Stated exercise
Retype all of the data. Every line must match exactly.

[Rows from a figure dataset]
## begin

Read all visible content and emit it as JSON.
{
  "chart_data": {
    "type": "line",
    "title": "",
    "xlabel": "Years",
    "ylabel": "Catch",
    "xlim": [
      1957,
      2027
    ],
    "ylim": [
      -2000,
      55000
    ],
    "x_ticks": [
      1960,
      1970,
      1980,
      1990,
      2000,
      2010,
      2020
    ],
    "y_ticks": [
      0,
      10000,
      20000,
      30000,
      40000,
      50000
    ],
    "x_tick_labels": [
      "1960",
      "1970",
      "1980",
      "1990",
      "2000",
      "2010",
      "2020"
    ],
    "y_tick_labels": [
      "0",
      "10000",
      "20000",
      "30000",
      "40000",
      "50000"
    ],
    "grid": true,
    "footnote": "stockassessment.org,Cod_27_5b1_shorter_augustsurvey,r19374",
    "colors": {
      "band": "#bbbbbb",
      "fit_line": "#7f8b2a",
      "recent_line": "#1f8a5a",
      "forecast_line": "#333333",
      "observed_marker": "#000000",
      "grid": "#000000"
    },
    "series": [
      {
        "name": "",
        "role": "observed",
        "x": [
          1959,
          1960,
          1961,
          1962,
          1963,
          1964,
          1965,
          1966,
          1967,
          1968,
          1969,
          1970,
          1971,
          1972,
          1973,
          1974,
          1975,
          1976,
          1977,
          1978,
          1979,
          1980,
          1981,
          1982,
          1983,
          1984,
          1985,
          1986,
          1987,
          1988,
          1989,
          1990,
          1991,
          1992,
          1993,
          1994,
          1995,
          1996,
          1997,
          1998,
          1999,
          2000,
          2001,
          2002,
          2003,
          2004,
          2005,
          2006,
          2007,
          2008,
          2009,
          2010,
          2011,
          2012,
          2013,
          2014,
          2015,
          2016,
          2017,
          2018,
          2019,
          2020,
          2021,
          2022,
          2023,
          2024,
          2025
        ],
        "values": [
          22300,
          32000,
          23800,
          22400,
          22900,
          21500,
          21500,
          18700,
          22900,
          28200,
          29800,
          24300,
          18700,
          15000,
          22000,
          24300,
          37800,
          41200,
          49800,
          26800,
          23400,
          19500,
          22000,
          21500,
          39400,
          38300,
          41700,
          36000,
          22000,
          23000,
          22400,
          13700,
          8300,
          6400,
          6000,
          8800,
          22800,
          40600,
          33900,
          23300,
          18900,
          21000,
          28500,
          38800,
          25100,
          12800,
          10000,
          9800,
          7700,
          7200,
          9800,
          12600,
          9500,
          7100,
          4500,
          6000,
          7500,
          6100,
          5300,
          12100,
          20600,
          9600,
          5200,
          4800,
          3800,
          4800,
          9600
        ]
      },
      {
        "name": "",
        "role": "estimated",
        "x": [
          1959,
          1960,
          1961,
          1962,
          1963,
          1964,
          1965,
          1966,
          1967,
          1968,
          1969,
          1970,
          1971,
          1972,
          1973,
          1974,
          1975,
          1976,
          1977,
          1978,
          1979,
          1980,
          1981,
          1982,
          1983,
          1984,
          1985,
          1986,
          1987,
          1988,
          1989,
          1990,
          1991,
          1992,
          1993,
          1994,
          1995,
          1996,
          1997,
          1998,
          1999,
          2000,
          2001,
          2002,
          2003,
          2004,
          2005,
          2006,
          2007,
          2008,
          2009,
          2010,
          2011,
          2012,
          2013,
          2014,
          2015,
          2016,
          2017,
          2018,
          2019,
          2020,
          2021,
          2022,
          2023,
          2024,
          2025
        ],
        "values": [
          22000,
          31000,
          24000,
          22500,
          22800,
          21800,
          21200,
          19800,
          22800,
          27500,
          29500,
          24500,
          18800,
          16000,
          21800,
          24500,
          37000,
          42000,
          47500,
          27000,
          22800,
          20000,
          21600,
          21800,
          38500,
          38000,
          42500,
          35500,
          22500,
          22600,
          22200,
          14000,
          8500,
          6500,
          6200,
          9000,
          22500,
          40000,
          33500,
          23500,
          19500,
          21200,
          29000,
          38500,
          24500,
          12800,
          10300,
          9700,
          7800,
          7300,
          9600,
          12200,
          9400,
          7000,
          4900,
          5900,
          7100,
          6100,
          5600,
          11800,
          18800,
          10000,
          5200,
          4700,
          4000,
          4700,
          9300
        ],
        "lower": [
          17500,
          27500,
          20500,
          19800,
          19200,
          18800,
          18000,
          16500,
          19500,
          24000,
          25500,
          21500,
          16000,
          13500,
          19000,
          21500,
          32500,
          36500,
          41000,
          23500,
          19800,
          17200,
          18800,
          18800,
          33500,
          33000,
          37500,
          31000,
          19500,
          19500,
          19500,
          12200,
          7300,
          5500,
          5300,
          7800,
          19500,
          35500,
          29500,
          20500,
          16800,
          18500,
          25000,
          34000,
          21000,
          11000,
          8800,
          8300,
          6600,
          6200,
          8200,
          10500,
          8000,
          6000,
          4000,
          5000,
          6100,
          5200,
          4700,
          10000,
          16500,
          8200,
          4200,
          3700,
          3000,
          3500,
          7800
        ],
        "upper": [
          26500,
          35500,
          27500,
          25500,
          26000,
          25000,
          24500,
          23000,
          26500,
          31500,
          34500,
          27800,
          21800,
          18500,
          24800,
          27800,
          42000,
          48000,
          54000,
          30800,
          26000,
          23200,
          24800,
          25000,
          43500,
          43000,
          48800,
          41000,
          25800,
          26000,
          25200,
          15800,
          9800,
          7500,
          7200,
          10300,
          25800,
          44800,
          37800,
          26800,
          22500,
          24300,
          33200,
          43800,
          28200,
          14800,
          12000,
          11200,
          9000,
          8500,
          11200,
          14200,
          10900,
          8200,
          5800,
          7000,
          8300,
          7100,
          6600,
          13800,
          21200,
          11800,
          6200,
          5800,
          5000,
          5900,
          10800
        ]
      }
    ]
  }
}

## end

Correct answer
Read all visible content and emit it as JSON.
{
  "chart_data": {
    "type": "line",
    "title": "",
    "xlabel": "Years",
    "ylabel": "Catch",
    "xlim": [
      1957,
      2027
    ],
    "ylim": [
      -2000,
      55000
    ],
    "x_ticks": [
      1960,
      1970,
      1980,
      1990,
      2000,
      2010,
      2020
    ],
    "y_ticks": [
      0,
      10000,
      20000,
      30000,
      40000,
      50000
    ],
    "x_tick_labels": [
      "1960",
      "1970",
      "1980",
      "1990",
      "2000",
      "2010",
      "2020"
    ],
    "y_tick_labels": [
      "0",
      "10000",
      "20000",
      "30000",
      "40000",
      "50000"
    ],
    "grid": true,
    "footnote": "stockassessment.org,Cod_27_5b1_shorter_augustsurvey,r19374",
    "colors": {
      "band": "#bbbbbb",
      "fit_line": "#7f8b2a",
      "recent_line": "#1f8a5a",
      "forecast_line": "#333333",
      "observed_marker": "#000000",
      "grid": "#000000"
    },
    "series": [
      {
        "name": "",
        "role": "observed",
        "x": [
          1959,
          1960,
          1961,
          1962,
          1963,
          1964,
          1965,
          1966,
          1967,
          1968,
          1969,
          1970,
          1971,
          1972,
          1973,
          1974,
          1975,
          1976,
          1977,
          1978,
          1979,
          1980,
          1981,
          1982,
          1983,
          1984,
          1985,
          1986,
          1987,
          1988,
          1989,
          1990,
          1991,
          1992,
          1993,
          1994,
          1995,
          1996,
          1997,
          1998,
          1999,
          2000,
          2001,
          2002,
          2003,
          2004,
          2005,
          2006,
          2007,
          2008,
          2009,
          2010,
          2011,
          2012,
          2013,
          2014,
          2015,
          2016,
          2017,
          2018,
          2019,
          2020,
          2021,
          2022,
          2023,
          2024,
          2025
        ],
        "values": [
          22300,
          32000,
          23800,
          22400,
          22900,
          21500,
          21500,
          18700,
          22900,
          28200,
          29800,
          24300,
          18700,
          15000,
          22000,
          24300,
          37800,
          41200,
          49800,
          26800,
          23400,
          19500,
          22000,
          21500,
          39400,
          38300,
          41700,
          36000,
          22000,
          23000,
          22400,
          13700,
          8300,
          6400,
          6000,
          8800,
          22800,
          40600,
          33900,
          23300,
          18900,
          21000,
          28500,
          38800,
          25100,
          12800,
          10000,
          9800,
          7700,
          7200,
          9800,
          12600,
          9500,
          7100,
          4500,
          6000,
          7500,
          6100,
          5300,
          12100,
          20600,
          9600,
          5200,
          4800,
          3800,
          4800,
          9600
        ]
      },
      {
        "name": "",
        "role": "estimated",
        "x": [
          1959,
          1960,
          1961,
          1962,
          1963,
          1964,
          1965,
          1966,
          1967,
          1968,
          1969,
          1970,
          1971,
          1972,
          1973,
          1974,
          1975,
          1976,
          1977,
          1978,
          1979,
          1980,
          1981,
          1982,
          1983,
          1984,
          1985,
          1986,
          1987,
          1988,
          1989,
          1990,
          1991,
          1992,
          1993,
          1994,
          1995,
          1996,
          1997,
          1998,
          1999,
          2000,
          2001,
          2002,
          2003,
          2004,
          2005,
          2006,
          2007,
          2008,
          2009,
          2010,
          2011,
          2012,
          2013,
          2014,
          2015,
          2016,
          2017,
          2018,
          2019,
          2020,
          2021,
          2022,
          2023,
          2024,
          2025
        ],
        "values": [
          22000,
          31000,
          24000,
          22500,
          22800,
          21800,
          21200,
          19800,
          22800,
          27500,
          29500,
          24500,
          18800,
          16000,
          21800,
          24500,
          37000,
          42000,
          47500,
          27000,
          22800,
          20000,
          21600,
          21800,
          38500,
          38000,
          42500,
          35500,
          22500,
          22600,
          22200,
          14000,
          8500,
          6500,
          6200,
          9000,
          22500,
          40000,
          33500,
          23500,
          19500,
          21200,
          29000,
          38500,
          24500,
          12800,
          10300,
          9700,
          7800,
          7300,
          9600,
          12200,
          9400,
          7000,
          4900,
          5900,
          7100,
          6100,
          5600,
          11800,
          18800,
          10000,
          5200,
          4700,
          4000,
          4700,
          9300
        ],
        "lower": [
          17500,
          27500,
          20500,
          19800,
          19200,
          18800,
          18000,
          16500,
          19500,
          24000,
          25500,
          21500,
          16000,
          13500,
          19000,
          21500,
          32500,
          36500,
          41000,
          23500,
          19800,
          17200,
          18800,
          18800,
          33500,
          33000,
          37500,
          31000,
          19500,
          19500,
          19500,
          12200,
          7300,
          5500,
          5300,
          7800,
          19500,
          35500,
          29500,
          20500,
          16800,
          18500,
          25000,
          34000,
          21000,
          11000,
          8800,
          8300,
          6600,
          6200,
          8200,
          10500,
          8000,
          6000,
          4000,
          5000,
          6100,
          5200,
          4700,
          10000,
          16500,
          8200,
          4200,
          3700,
          3000,
          3500,
          7800
        ],
        "upper": [
          26500,
          35500,
          27500,
          25500,
          26000,
          25000,
          24500,
          23000,
          26500,
          31500,
          34500,
          27800,
          21800,
          18500,
          24800,
          27800,
          42000,
          48000,
          54000,
          30800,
          26000,
          23200,
          24800,
          25000,
          43500,
          43000,
          48800,
          41000,
          25800,
          26000,
          25200,
          15800,
          9800,
          7500,
          7200,
          10300,
          25800,
          44800,
          37800,
          26800,
          22500,
          24300,
          33200,
          43800,
          28200,
          14800,
          12000,
          11200,
          9000,
          8500,
          11200,
          14200,
          10900,
          8200,
          5800,
          7000,
          8300,
          7100,
          6600,
          13800,
          21200,
          11800,
          6200,
          5800,
          5000,
          5900,
          10800
        ]
      }
    ]
  }
}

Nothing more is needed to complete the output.